— Begin Supplied records —
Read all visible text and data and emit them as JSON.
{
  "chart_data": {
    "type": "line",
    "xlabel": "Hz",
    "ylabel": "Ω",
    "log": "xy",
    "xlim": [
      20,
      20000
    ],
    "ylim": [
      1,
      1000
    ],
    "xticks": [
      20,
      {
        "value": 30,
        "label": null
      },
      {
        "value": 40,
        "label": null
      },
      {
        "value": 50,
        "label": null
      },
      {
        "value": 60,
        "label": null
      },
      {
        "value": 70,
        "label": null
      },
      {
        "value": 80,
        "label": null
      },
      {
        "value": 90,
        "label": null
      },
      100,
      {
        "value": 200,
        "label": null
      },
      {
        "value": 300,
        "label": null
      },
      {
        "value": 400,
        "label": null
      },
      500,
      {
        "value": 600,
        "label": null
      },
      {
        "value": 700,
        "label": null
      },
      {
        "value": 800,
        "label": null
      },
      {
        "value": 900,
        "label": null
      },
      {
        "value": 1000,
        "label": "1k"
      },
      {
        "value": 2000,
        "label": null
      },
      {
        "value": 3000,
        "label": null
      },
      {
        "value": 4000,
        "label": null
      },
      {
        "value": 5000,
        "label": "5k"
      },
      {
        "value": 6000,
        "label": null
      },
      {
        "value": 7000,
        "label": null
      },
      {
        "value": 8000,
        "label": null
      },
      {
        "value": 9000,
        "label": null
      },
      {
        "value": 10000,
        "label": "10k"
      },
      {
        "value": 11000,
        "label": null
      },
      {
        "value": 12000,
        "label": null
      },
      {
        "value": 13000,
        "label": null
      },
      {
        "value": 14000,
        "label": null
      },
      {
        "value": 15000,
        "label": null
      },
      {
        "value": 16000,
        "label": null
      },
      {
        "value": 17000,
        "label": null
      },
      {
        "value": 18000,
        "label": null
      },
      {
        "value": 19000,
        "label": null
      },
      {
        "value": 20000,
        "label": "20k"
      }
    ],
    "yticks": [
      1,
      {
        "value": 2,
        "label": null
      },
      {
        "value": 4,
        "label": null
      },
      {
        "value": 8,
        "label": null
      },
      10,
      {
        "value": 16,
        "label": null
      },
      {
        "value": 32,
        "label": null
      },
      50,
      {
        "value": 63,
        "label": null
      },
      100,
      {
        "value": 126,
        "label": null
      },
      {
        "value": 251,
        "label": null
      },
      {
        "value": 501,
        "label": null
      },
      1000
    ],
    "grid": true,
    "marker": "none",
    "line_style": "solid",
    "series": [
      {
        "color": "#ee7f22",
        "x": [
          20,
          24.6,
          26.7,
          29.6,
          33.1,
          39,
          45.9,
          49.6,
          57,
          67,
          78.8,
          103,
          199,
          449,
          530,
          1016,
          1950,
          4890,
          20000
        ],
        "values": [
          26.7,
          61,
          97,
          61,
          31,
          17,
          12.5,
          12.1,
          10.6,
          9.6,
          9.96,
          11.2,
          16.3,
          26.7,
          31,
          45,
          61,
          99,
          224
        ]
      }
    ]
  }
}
— End Supplied records —
Requirements: Write out every line of the material again, exactly as it reads.

Answer to this problem:
Read all visible text and data and emit them as JSON.
{
  "chart_data": {
    "type": "line",
    "xlabel": "Hz",
    "ylabel": "Ω",
    "log": "xy",
    "xlim": [
      20,
      20000
    ],
    "ylim": [
      1,
      1000
    ],
    "xticks": [
      20,
      {
        "value": 30,
        "label": null
      },
      {
        "value": 40,
        "label": null
      },
      {
        "value": 50,
        "label": null
      },
      {
        "value": 60,
        "label": null
      },
      {
        "value": 70,
        "label": null
      },
      {
        "value": 80,
        "label": null
      },
      {
        "value": 90,
        "label": null
      },
      100,
      {
        "value": 200,
        "label": null
      },
      {
        "value": 300,
        "label": null
      },
      {
        "value": 400,
        "label": null
      },
      500,
      {
        "value": 600,
        "label": null
      },
      {
        "value": 700,
        "label": null
      },
      {
        "value": 800,
        "label": null
      },
      {
        "value": 900,
        "label": null
      },
      {
        "value": 1000,
        "label": "1k"
      },
      {
        "value": 2000,
        "label": null
      },
      {
        "value": 3000,
        "label": null
      },
      {
        "value": 4000,
        "label": null
      },
      {
        "value": 5000,
        "label": "5k"
      },
      {
        "value": 6000,
        "label": null
      },
      {
        "value": 7000,
        "label": null
      },
      {
        "value": 8000,
        "label": null
      },
      {
        "value": 9000,
        "label": null
      },
      {
        "value": 10000,
        "label": "10k"
      },
      {
        "value": 11000,
        "label": null
      },
      {
        "value": 12000,
        "label": null
      },
      {
        "value": 13000,
        "label": null
      },
      {
        "value": 14000,
        "label": null
      },
      {
        "value": 15000,
        "label": null
      },
      {
        "value": 16000,
        "label": null
      },
      {
        "value": 17000,
        "label": null
      },
      {
        "value": 18000,
        "label": null
      },
      {
        "value": 19000,
        "label": null
      },
      {
        "value": 20000,
        "label": "20k"
      }
    ],
    "yticks": [
      1,
      {
        "value": 2,
        "label": null
      },
      {
        "value": 4,
        "label": null
      },
      {
        "value": 8,
        "label": null
      },
      10,
      {
        "value": 16,
        "label": null
      },
      {
        "value": 32,
        "label": null
      },
      50,
      {
        "value": 63,
        "label": null
      },
      100,
      {
        "value": 126,
        "label": null
      },
      {
        "value": 251,
        "label": null
      },
      {
        "value": 501,
        "label": null
      },
      1000
    ],
    "grid": true,
    "marker": "none",
    "line_style": "solid",
    "series": [
      {
        "color": "#ee7f22",
        "x": [
          20,
          24.6,
          26.7,
          29.6,
          33.1,
          39,
          45.9,
          49.6,
          57,
          67,
          78.8,
          103,
          199,
          449,
          530,
          1016,
          1950,
          4890,
          20000
        ],
        "values": [
          26.7,
          61,
          97,
          61,
          31,
          17,
          12.5,
          12.1,
          10.6,
          9.6,
          9.96,
          11.2,
          16.3,
          26.7,
          31,
          45,
          61,
          99,
          224
        ]
      }
    ]
  }
}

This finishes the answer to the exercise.